Send back the records in full, character for character.
=== Data records ===
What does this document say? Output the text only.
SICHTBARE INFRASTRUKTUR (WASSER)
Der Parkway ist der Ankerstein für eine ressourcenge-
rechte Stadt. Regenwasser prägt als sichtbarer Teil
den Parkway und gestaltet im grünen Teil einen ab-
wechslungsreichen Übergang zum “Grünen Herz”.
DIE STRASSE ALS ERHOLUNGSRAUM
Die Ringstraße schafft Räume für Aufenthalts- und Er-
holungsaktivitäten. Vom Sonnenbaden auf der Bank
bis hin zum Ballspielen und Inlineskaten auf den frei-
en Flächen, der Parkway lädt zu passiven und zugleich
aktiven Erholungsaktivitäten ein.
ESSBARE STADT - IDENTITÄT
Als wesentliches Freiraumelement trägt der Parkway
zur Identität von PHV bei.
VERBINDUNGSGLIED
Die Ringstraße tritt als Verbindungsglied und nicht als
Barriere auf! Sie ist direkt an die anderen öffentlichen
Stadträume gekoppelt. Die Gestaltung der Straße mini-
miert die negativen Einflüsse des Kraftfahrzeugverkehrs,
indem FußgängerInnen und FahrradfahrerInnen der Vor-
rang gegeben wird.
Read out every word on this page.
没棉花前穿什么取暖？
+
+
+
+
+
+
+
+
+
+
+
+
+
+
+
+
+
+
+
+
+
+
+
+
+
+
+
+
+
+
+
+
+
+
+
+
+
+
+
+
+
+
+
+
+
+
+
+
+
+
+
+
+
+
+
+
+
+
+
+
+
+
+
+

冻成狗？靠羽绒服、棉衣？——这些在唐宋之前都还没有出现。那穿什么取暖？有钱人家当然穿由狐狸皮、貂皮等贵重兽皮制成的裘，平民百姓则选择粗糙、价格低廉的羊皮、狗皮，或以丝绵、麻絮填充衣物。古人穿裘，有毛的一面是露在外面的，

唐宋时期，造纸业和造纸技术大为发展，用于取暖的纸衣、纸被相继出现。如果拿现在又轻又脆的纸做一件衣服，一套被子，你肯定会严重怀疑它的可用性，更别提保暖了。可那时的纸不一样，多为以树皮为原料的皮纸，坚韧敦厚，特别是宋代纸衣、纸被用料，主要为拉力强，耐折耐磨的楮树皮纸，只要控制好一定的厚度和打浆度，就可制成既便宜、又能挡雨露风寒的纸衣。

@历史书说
===
§ **Correct answer**:
What does this document say? Output the text only.
SICHTBARE INFRASTRUKTUR (WASSER)
Der Parkway ist der Ankerstein für eine ressourcenge-
rechte Stadt. Regenwasser prägt als sichtbarer Teil
den Parkway und gestaltet im grünen Teil einen ab-
wechslungsreichen Übergang zum “Grünen Herz”.
DIE STRASSE ALS ERHOLUNGSRAUM
Die Ringstraße schafft Räume für Aufenthalts- und Er-
holungsaktivitäten. Vom Sonnenbaden auf der Bank
bis hin zum Ballspielen und Inlineskaten auf den frei-
en Flächen, der Parkway lädt zu passiven und zugleich
aktiven Erholungsaktivitäten ein.
ESSBARE STADT - IDENTITÄT
Als wesentliches Freiraumelement trägt der Parkway
zur Identität von PHV bei.
VERBINDUNGSGLIED
Die Ringstraße tritt als Verbindungsglied und nicht als
Barriere auf! Sie ist direkt an die anderen öffentlichen
Stadträume gekoppelt. Die Gestaltung der Straße mini-
miert die negativen Einflüsse des Kraftfahrzeugverkehrs,
indem FußgängerInnen und FahrradfahrerInnen der Vor-
rang gegeben wird.
Read out every word on this page.
没棉花前穿什么取暖？
+
+
+
+
+
+
+
+
+
+
+
+
+
+
+
+
+
+
+
+
+
+
+
+
+
+
+
+
+
+
+
+
+
+
+
+
+
+
+
+
+
+
+
+
+
+
+
+
+
+
+
+
+
+
+
+
+
+
+
+
+
+
+
+

冻成狗？靠羽绒服、棉衣？——这些在唐宋之前都还没有出现。那穿什么取暖？有钱人家当然穿由狐狸皮、貂皮等贵重兽皮制成的裘，平民百姓则选择粗糙、价格低廉的羊皮、狗皮，或以丝绵、麻絮填充衣物。古人穿裘，有毛的一面是露在外面的，

唐宋时期，造纸业和造纸技术大为发展，用于取暖的纸衣、纸被相继出现。如果拿现在又轻又脆的纸做一件衣服，一套被子，你肯定会严重怀疑它的可用性，更别提保暖了。可那时的纸不一样，多为以树皮为原料的皮纸，坚韧敦厚，特别是宋代纸衣、纸被用料，主要为拉力强，耐折耐磨的楮树皮纸，只要控制好一定的厚度和打浆度，就可制成既便宜、又能挡雨露风寒的纸衣。

@历史书说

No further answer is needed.